> _EXERCISE TASK_
Filter the data below for the string "SEIFA" and copy each matching line.
— Start of GIVEN RECORDS —
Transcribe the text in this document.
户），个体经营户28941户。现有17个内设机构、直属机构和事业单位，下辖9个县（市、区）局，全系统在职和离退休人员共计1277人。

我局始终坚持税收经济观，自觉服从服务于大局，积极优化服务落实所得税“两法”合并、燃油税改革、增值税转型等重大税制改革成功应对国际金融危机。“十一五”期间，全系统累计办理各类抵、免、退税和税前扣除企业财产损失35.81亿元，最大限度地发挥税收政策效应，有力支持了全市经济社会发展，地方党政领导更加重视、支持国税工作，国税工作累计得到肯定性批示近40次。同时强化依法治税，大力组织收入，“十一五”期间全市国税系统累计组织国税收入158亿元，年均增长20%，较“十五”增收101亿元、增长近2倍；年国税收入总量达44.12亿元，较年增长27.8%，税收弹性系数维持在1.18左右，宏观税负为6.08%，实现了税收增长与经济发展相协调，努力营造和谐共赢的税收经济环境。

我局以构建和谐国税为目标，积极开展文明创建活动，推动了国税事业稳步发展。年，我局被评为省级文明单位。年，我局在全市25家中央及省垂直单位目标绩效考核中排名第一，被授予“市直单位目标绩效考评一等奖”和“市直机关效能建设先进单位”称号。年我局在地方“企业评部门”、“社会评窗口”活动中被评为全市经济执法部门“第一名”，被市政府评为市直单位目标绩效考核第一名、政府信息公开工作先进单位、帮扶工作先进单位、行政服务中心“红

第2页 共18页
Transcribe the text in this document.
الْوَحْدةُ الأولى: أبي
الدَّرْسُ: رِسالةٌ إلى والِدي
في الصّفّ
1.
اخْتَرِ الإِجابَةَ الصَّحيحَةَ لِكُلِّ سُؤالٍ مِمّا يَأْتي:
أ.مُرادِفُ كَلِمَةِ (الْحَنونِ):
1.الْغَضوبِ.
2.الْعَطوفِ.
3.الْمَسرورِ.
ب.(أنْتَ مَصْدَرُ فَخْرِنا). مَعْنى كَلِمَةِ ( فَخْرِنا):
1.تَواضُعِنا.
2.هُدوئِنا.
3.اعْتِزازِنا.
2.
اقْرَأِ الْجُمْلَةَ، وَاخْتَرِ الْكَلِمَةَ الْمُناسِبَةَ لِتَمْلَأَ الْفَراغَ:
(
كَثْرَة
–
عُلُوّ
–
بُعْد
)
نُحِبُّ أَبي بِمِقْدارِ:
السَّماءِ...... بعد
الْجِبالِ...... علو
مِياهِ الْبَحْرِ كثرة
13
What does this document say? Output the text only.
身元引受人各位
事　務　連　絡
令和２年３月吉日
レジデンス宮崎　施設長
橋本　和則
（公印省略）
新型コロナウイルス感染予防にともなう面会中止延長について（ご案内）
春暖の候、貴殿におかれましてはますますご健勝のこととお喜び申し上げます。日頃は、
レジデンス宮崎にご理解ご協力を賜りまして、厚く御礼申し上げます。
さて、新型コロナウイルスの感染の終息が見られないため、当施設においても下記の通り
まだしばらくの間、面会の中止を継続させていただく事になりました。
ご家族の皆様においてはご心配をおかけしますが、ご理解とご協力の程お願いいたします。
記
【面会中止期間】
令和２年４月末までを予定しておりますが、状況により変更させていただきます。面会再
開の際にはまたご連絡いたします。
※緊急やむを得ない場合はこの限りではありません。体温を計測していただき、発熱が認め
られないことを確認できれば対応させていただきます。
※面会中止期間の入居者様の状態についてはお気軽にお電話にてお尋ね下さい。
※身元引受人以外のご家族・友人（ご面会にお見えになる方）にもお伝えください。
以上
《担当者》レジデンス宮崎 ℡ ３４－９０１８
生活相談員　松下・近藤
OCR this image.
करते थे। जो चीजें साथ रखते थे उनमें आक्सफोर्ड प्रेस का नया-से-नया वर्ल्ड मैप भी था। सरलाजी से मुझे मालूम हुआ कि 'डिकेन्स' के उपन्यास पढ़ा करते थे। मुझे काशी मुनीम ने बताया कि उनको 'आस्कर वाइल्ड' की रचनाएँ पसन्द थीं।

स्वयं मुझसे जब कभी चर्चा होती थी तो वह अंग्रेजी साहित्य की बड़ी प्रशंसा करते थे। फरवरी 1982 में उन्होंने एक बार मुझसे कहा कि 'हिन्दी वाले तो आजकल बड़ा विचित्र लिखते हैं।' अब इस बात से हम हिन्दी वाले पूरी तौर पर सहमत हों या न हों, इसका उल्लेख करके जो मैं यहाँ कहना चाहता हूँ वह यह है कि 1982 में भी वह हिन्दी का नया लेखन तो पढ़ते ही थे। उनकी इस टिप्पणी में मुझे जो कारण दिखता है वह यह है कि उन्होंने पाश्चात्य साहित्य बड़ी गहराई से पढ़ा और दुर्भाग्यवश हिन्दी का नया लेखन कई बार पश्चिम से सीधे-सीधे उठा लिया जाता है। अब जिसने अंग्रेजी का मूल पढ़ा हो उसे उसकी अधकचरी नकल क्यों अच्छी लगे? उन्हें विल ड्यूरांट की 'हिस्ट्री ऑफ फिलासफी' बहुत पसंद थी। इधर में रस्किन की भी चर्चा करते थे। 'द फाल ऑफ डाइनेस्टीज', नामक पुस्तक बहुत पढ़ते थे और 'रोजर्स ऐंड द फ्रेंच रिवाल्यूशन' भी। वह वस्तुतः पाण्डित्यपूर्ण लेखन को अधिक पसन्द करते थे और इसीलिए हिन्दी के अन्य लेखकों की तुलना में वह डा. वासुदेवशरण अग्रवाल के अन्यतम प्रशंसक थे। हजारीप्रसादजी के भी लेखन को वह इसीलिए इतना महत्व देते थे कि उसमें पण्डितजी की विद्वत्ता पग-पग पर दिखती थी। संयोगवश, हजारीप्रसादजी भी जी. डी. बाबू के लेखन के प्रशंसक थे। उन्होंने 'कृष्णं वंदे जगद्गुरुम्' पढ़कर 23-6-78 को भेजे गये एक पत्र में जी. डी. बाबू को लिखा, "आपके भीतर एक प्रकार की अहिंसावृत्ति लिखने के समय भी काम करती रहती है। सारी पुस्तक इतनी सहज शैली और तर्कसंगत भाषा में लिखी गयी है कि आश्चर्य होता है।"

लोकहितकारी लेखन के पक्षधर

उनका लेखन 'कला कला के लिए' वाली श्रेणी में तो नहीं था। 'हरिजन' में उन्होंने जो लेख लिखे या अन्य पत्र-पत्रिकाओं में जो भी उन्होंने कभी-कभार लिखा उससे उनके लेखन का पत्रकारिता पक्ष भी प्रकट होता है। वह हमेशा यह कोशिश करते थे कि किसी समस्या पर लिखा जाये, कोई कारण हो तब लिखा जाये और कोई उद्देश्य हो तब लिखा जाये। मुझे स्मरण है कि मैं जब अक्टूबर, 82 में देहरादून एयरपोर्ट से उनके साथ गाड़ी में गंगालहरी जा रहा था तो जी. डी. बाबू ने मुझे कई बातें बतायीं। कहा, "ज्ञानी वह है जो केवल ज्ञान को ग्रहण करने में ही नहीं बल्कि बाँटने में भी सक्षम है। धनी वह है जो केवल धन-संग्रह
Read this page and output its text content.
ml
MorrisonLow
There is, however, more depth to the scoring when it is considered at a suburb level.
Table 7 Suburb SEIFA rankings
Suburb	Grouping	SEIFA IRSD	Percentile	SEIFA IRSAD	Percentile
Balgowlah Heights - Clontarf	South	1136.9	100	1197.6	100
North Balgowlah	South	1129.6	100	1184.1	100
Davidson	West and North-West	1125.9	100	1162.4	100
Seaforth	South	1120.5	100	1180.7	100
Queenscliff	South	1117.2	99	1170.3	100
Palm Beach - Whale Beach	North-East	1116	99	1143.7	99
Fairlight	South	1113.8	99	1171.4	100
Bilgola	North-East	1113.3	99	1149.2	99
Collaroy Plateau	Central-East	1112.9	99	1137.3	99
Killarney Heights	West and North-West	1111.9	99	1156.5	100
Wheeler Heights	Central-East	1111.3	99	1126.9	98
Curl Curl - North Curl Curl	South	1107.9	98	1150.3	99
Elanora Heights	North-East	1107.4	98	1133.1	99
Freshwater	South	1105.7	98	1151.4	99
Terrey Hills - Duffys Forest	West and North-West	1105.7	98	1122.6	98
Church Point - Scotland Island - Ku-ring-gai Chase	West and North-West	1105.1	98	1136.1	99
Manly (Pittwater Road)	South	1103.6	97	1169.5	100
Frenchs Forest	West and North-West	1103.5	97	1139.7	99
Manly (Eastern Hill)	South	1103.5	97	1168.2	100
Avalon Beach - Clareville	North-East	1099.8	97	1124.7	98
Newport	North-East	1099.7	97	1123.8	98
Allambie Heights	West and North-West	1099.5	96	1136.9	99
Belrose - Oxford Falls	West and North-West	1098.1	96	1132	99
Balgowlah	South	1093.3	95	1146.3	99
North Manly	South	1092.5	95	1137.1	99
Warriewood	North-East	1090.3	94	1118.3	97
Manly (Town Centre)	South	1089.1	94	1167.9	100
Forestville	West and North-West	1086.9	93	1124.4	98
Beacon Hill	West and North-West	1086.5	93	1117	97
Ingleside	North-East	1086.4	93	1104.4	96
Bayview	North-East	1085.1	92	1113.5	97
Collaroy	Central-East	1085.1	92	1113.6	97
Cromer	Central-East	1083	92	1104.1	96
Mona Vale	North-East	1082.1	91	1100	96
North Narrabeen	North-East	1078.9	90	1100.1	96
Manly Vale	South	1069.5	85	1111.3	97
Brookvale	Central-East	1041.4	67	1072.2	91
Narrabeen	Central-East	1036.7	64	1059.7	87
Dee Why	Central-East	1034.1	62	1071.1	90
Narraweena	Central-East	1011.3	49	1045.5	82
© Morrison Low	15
— End of GIVEN RECORDS —
> _SOLUTION TO THIS EXERCISE_
Table 7 Suburb SEIFA rankings
Suburb	Grouping	SEIFA IRSD	Percentile	SEIFA IRSAD	Percentile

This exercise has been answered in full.